What you will do >> Search the listing for "rollout" and copy every line where it appears.

Dataset extract >>
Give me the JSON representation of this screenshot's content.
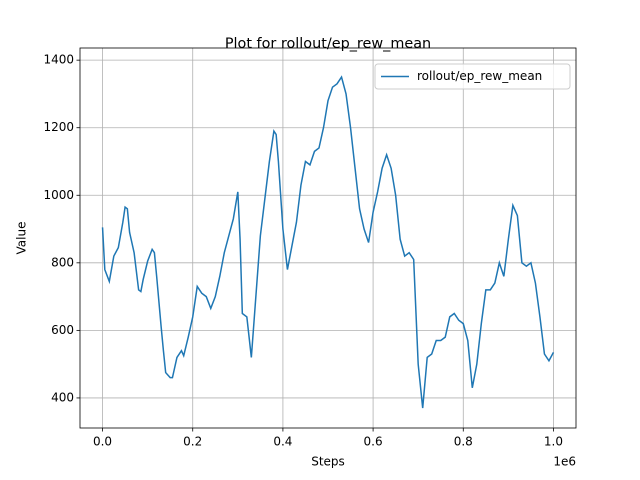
{
  "chart_data": {
    "type": "line",
    "title": "Plot for rollout/ep_rew_mean",
    "xlabel": "Steps",
    "ylabel": "Value",
    "x_offset_label": "1e6",
    "x": [
      0,
      5000,
      15000,
      25000,
      35000,
      45000,
      50000,
      55000,
      60000,
      70000,
      80000,
      85000,
      90000,
      100000,
      110000,
      115000,
      120000,
      130000,
      135000,
      140000,
      150000,
      155000,
      165000,
      175000,
      180000,
      190000,
      200000,
      210000,
      220000,
      230000,
      240000,
      250000,
      260000,
      270000,
      280000,
      290000,
      300000,
      305000,
      310000,
      320000,
      325000,
      330000,
      340000,
      350000,
      360000,
      370000,
      380000,
      385000,
      390000,
      400000,
      410000,
      420000,
      430000,
      440000,
      450000,
      460000,
      470000,
      480000,
      490000,
      500000,
      510000,
      520000,
      530000,
      540000,
      550000,
      560000,
      570000,
      580000,
      590000,
      600000,
      610000,
      620000,
      630000,
      640000,
      650000,
      660000,
      670000,
      680000,
      690000,
      700000,
      710000,
      720000,
      730000,
      740000,
      750000,
      760000,
      770000,
      780000,
      790000,
      800000,
      810000,
      820000,
      830000,
      840000,
      850000,
      860000,
      870000,
      880000,
      890000,
      900000,
      910000,
      920000,
      930000,
      940000,
      950000,
      960000,
      970000,
      980000,
      990000,
      1000000
    ],
    "series": [
      {
        "name": "rollout/ep_rew_mean",
        "color": "#1f77b4",
        "values": [
          905,
          780,
          745,
          820,
          845,
          920,
          965,
          960,
          890,
          830,
          720,
          715,
          750,
          805,
          840,
          830,
          760,
          610,
          540,
          475,
          460,
          460,
          520,
          540,
          525,
          580,
          640,
          730,
          710,
          700,
          665,
          700,
          760,
          830,
          880,
          930,
          1010,
          870,
          650,
          640,
          580,
          520,
          700,
          880,
          990,
          1100,
          1190,
          1180,
          1100,
          900,
          780,
          850,
          920,
          1030,
          1100,
          1090,
          1130,
          1140,
          1200,
          1280,
          1320,
          1330,
          1350,
          1300,
          1200,
          1080,
          960,
          900,
          860,
          950,
          1010,
          1080,
          1120,
          1080,
          1000,
          870,
          820,
          830,
          810,
          500,
          370,
          520,
          530,
          570,
          570,
          580,
          640,
          650,
          630,
          620,
          570,
          430,
          500,
          620,
          720,
          720,
          740,
          800,
          760,
          870,
          970,
          940,
          800,
          790,
          800,
          740,
          640,
          530,
          510,
          535
        ]
      }
    ],
    "xlim": [
      -50000,
      1050000
    ],
    "ylim": [
      311,
      1436
    ],
    "xticks": [
      {
        "value": 0,
        "label": "0.0"
      },
      {
        "value": 200000,
        "label": "0.2"
      },
      {
        "value": 400000,
        "label": "0.4"
      },
      {
        "value": 600000,
        "label": "0.6"
      },
      {
        "value": 800000,
        "label": "0.8"
      },
      {
        "value": 1000000,
        "label": "1.0"
      }
    ],
    "yticks": [
      400,
      600,
      800,
      1000,
      1200,
      1400
    ],
    "grid": true,
    "legend": "upper right"
  }
}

Reply to the task >>
    "title": "Plot for rollout/ep_rew_mean",
        "name": "rollout/ep_rew_mean",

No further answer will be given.